DATA SUPPLIED —
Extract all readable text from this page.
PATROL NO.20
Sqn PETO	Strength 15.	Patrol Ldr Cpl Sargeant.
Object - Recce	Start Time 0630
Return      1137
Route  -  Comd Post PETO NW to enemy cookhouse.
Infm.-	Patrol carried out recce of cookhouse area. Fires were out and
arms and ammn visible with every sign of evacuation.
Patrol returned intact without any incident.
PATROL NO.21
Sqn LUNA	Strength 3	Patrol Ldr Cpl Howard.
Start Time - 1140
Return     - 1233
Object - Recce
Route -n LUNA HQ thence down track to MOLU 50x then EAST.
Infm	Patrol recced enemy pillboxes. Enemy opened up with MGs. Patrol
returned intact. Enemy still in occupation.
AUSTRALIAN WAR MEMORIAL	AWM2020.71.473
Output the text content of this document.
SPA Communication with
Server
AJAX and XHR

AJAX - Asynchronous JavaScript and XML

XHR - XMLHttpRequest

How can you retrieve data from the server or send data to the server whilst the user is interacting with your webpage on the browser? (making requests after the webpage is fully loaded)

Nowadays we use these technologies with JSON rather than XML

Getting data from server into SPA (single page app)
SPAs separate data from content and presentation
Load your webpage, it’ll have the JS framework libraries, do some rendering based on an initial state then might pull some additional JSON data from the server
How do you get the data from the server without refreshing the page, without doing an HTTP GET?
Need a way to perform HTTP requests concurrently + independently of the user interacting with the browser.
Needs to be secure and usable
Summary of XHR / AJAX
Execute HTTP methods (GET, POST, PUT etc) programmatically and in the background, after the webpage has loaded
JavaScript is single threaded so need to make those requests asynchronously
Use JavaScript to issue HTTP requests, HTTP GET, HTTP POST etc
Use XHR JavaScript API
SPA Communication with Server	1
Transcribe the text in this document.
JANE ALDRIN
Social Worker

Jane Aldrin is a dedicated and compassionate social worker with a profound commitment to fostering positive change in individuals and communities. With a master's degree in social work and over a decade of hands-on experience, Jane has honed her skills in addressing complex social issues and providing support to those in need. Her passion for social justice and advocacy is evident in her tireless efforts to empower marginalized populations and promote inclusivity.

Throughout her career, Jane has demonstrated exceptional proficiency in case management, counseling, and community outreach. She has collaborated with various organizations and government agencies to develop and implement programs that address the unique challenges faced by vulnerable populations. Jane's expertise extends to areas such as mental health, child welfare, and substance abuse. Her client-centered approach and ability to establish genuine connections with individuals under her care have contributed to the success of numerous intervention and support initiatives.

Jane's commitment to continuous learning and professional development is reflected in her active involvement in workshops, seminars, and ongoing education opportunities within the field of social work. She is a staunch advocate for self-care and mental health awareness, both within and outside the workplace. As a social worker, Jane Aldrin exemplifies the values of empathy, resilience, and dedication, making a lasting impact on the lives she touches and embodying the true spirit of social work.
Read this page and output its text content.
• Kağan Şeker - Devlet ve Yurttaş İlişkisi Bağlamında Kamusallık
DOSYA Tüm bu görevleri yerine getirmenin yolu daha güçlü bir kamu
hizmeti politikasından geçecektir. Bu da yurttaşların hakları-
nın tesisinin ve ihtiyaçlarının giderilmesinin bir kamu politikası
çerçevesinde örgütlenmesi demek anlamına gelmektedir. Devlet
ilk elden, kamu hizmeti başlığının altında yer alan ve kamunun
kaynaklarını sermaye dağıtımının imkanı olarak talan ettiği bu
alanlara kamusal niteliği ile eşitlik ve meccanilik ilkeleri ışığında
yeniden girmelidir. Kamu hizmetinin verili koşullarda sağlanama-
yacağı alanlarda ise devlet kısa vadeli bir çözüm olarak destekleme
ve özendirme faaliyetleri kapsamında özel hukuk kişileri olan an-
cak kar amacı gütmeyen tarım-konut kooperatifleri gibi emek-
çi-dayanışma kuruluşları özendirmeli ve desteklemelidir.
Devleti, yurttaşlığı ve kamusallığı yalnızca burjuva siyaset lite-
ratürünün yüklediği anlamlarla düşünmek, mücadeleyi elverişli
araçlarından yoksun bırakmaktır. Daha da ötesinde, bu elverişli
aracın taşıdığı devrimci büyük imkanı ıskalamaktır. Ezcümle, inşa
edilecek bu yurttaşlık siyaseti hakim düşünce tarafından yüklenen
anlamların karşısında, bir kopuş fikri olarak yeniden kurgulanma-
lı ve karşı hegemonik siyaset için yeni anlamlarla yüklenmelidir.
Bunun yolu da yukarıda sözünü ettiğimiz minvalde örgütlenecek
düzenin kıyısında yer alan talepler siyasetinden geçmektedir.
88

WHAT TO PRODUCE —
Return every entry verbatim.

CORRECT RESULT —
Extract all readable text from this page.
PATROL NO.20
Sqn PETO	Strength 15.	Patrol Ldr Cpl Sargeant.
Object - Recce	Start Time 0630
Return      1137
Route  -  Comd Post PETO NW to enemy cookhouse.
Infm.-	Patrol carried out recce of cookhouse area. Fires were out and
arms and ammn visible with every sign of evacuation.
Patrol returned intact without any incident.
PATROL NO.21
Sqn LUNA	Strength 3	Patrol Ldr Cpl Howard.
Start Time - 1140
Return     - 1233
Object - Recce
Route -n LUNA HQ thence down track to MOLU 50x then EAST.
Infm	Patrol recced enemy pillboxes. Enemy opened up with MGs. Patrol
returned intact. Enemy still in occupation.
AUSTRALIAN WAR MEMORIAL	AWM2020.71.473
Output the text content of this document.
SPA Communication with
Server
AJAX and XHR

AJAX - Asynchronous JavaScript and XML

XHR - XMLHttpRequest

How can you retrieve data from the server or send data to the server whilst the user is interacting with your webpage on the browser? (making requests after the webpage is fully loaded)

Nowadays we use these technologies with JSON rather than XML

Getting data from server into SPA (single page app)
SPAs separate data from content and presentation
Load your webpage, it’ll have the JS framework libraries, do some rendering based on an initial state then might pull some additional JSON data from the server
How do you get the data from the server without refreshing the page, without doing an HTTP GET?
Need a way to perform HTTP requests concurrently + independently of the user interacting with the browser.
Needs to be secure and usable
Summary of XHR / AJAX
Execute HTTP methods (GET, POST, PUT etc) programmatically and in the background, after the webpage has loaded
JavaScript is single threaded so need to make those requests asynchronously
Use JavaScript to issue HTTP requests, HTTP GET, HTTP POST etc
Use XHR JavaScript API
SPA Communication with Server	1
Transcribe the text in this document.
JANE ALDRIN
Social Worker

Jane Aldrin is a dedicated and compassionate social worker with a profound commitment to fostering positive change in individuals and communities. With a master's degree in social work and over a decade of hands-on experience, Jane has honed her skills in addressing complex social issues and providing support to those in need. Her passion for social justice and advocacy is evident in her tireless efforts to empower marginalized populations and promote inclusivity.

Throughout her career, Jane has demonstrated exceptional proficiency in case management, counseling, and community outreach. She has collaborated with various organizations and government agencies to develop and implement programs that address the unique challenges faced by vulnerable populations. Jane's expertise extends to areas such as mental health, child welfare, and substance abuse. Her client-centered approach and ability to establish genuine connections with individuals under her care have contributed to the success of numerous intervention and support initiatives.

Jane's commitment to continuous learning and professional development is reflected in her active involvement in workshops, seminars, and ongoing education opportunities within the field of social work. She is a staunch advocate for self-care and mental health awareness, both within and outside the workplace. As a social worker, Jane Aldrin exemplifies the values of empathy, resilience, and dedication, making a lasting impact on the lives she touches and embodying the true spirit of social work.
Read this page and output its text content.
• Kağan Şeker - Devlet ve Yurttaş İlişkisi Bağlamında Kamusallık
DOSYA Tüm bu görevleri yerine getirmenin yolu daha güçlü bir kamu
hizmeti politikasından geçecektir. Bu da yurttaşların hakları-
nın tesisinin ve ihtiyaçlarının giderilmesinin bir kamu politikası
çerçevesinde örgütlenmesi demek anlamına gelmektedir. Devlet
ilk elden, kamu hizmeti başlığının altında yer alan ve kamunun
kaynaklarını sermaye dağıtımının imkanı olarak talan ettiği bu
alanlara kamusal niteliği ile eşitlik ve meccanilik ilkeleri ışığında
yeniden girmelidir. Kamu hizmetinin verili koşullarda sağlanama-
yacağı alanlarda ise devlet kısa vadeli bir çözüm olarak destekleme
ve özendirme faaliyetleri kapsamında özel hukuk kişileri olan an-
cak kar amacı gütmeyen tarım-konut kooperatifleri gibi emek-
çi-dayanışma kuruluşları özendirmeli ve desteklemelidir.
Devleti, yurttaşlığı ve kamusallığı yalnızca burjuva siyaset lite-
ratürünün yüklediği anlamlarla düşünmek, mücadeleyi elverişli
araçlarından yoksun bırakmaktır. Daha da ötesinde, bu elverişli
aracın taşıdığı devrimci büyük imkanı ıskalamaktır. Ezcümle, inşa
edilecek bu yurttaşlık siyaseti hakim düşünce tarafından yüklenen
anlamların karşısında, bir kopuş fikri olarak yeniden kurgulanma-
lı ve karşı hegemonik siyaset için yeni anlamlarla yüklenmelidir.
Bunun yolu da yukarıda sözünü ettiğimiz minvalde örgütlenecek
düzenin kıyısında yer alan talepler siyasetinden geçmektedir.
88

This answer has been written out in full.